* WHAT YOU WILL DO: From the entries below, pull out each line where "galvanize" appears.

* PROVIDED MATERIAL:
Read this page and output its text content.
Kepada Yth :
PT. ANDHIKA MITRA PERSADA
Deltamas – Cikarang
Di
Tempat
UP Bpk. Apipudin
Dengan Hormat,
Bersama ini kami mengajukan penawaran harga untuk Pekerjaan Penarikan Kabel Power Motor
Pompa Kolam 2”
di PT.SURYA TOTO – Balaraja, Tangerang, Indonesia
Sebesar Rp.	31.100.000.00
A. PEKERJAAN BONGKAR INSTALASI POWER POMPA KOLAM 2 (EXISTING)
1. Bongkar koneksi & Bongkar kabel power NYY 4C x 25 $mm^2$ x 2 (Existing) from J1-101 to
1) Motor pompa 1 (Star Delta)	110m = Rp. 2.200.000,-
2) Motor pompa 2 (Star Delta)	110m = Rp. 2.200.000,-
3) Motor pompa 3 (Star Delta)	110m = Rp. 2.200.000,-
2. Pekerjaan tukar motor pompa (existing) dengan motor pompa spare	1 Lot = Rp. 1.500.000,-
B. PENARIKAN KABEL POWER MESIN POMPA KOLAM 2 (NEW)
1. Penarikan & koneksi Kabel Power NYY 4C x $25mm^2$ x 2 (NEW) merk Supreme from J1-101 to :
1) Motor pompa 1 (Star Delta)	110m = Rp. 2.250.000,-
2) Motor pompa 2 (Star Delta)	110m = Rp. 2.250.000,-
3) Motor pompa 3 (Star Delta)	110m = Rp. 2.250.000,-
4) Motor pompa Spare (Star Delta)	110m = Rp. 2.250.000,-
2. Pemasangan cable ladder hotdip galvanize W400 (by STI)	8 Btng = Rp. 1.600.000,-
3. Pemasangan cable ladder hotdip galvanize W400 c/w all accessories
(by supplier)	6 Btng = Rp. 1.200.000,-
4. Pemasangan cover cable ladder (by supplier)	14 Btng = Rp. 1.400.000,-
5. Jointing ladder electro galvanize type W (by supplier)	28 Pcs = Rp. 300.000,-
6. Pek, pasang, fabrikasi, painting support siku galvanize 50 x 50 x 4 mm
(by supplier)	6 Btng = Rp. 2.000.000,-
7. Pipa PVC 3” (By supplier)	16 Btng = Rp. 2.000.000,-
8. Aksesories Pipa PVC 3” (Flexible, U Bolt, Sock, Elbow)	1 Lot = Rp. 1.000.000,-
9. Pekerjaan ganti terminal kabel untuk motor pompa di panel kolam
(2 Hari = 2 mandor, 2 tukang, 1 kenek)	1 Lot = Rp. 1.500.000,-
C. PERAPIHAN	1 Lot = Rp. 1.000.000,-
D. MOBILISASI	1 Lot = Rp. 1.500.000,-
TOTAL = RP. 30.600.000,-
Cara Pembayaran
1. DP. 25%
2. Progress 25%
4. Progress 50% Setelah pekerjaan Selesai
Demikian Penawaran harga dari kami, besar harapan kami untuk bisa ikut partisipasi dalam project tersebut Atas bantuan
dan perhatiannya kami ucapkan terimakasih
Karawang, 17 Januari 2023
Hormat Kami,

* EXERCISE RESULT:
2. Pemasangan cable ladder hotdip galvanize W400 (by STI)	8 Btng = Rp. 1.600.000,-
3. Pemasangan cable ladder hotdip galvanize W400 c/w all accessories
5. Jointing ladder electro galvanize type W (by supplier)	28 Pcs = Rp. 300.000,-
6. Pek, pasang, fabrikasi, painting support siku galvanize 50 x 50 x 4 mm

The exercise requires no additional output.